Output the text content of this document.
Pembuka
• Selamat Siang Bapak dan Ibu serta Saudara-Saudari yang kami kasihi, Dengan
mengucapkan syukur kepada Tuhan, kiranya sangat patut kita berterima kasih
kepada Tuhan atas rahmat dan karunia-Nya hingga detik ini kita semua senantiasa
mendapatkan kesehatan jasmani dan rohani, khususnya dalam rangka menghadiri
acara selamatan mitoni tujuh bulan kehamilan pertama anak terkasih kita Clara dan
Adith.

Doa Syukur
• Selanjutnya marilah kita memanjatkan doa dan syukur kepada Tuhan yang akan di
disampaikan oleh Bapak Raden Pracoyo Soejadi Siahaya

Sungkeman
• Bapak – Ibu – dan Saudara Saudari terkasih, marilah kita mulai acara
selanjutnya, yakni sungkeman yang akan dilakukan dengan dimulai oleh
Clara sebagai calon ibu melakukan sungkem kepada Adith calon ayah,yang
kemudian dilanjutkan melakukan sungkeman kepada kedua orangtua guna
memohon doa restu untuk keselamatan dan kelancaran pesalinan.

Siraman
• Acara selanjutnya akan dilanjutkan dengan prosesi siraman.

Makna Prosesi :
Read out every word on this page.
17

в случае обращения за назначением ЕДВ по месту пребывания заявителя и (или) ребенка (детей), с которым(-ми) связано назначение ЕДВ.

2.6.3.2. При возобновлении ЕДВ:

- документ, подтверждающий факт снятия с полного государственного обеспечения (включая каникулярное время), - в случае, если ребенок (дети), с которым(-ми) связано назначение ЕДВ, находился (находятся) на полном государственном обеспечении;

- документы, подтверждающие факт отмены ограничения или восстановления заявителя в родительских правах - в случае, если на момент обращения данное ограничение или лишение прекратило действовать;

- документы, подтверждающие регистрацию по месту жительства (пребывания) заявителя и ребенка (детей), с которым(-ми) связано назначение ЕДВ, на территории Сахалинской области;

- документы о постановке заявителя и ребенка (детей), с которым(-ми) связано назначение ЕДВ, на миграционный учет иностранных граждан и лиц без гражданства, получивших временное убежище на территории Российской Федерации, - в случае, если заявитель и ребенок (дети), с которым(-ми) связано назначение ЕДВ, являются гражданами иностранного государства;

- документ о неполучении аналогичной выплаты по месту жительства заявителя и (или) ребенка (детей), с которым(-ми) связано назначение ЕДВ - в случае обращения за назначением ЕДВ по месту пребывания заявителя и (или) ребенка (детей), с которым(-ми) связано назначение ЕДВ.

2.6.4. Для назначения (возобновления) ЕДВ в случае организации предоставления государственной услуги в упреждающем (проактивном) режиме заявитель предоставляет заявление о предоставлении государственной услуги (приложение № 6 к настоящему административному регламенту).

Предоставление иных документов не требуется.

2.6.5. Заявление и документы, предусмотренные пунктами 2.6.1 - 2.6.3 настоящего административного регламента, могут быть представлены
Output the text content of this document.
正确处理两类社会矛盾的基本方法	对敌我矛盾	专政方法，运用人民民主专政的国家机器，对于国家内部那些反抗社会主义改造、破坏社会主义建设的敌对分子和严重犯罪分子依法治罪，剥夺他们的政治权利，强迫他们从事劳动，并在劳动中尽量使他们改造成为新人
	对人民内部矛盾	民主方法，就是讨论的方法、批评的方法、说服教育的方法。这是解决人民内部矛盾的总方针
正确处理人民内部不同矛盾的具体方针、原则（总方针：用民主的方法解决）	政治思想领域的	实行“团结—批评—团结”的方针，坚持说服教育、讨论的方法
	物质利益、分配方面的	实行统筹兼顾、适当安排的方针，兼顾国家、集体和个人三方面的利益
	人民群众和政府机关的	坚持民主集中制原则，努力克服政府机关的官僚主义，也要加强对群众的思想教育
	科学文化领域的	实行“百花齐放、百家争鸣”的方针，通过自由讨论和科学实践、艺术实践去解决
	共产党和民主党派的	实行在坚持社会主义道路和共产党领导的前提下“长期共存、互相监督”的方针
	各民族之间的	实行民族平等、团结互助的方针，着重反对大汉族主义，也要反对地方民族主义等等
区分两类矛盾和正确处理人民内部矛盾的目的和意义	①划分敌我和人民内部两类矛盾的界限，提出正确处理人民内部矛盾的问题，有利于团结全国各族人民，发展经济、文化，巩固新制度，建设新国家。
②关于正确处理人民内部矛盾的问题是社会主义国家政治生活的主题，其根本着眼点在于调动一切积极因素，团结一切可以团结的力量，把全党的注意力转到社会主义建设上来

- _STATED TASK_
Pick out every line of the listing containing the word "yang", and show those lines.

- _SOLUTION_
• Selamat Siang Bapak dan Ibu serta Saudara-Saudari yang kami kasihi, Dengan
• Selanjutnya marilah kita memanjatkan doa dan syukur kepada Tuhan yang akan di
selanjutnya, yakni sungkeman yang akan dilakukan dengan dimulai oleh
Clara sebagai calon ibu melakukan sungkem kepada Adith calon ayah,yang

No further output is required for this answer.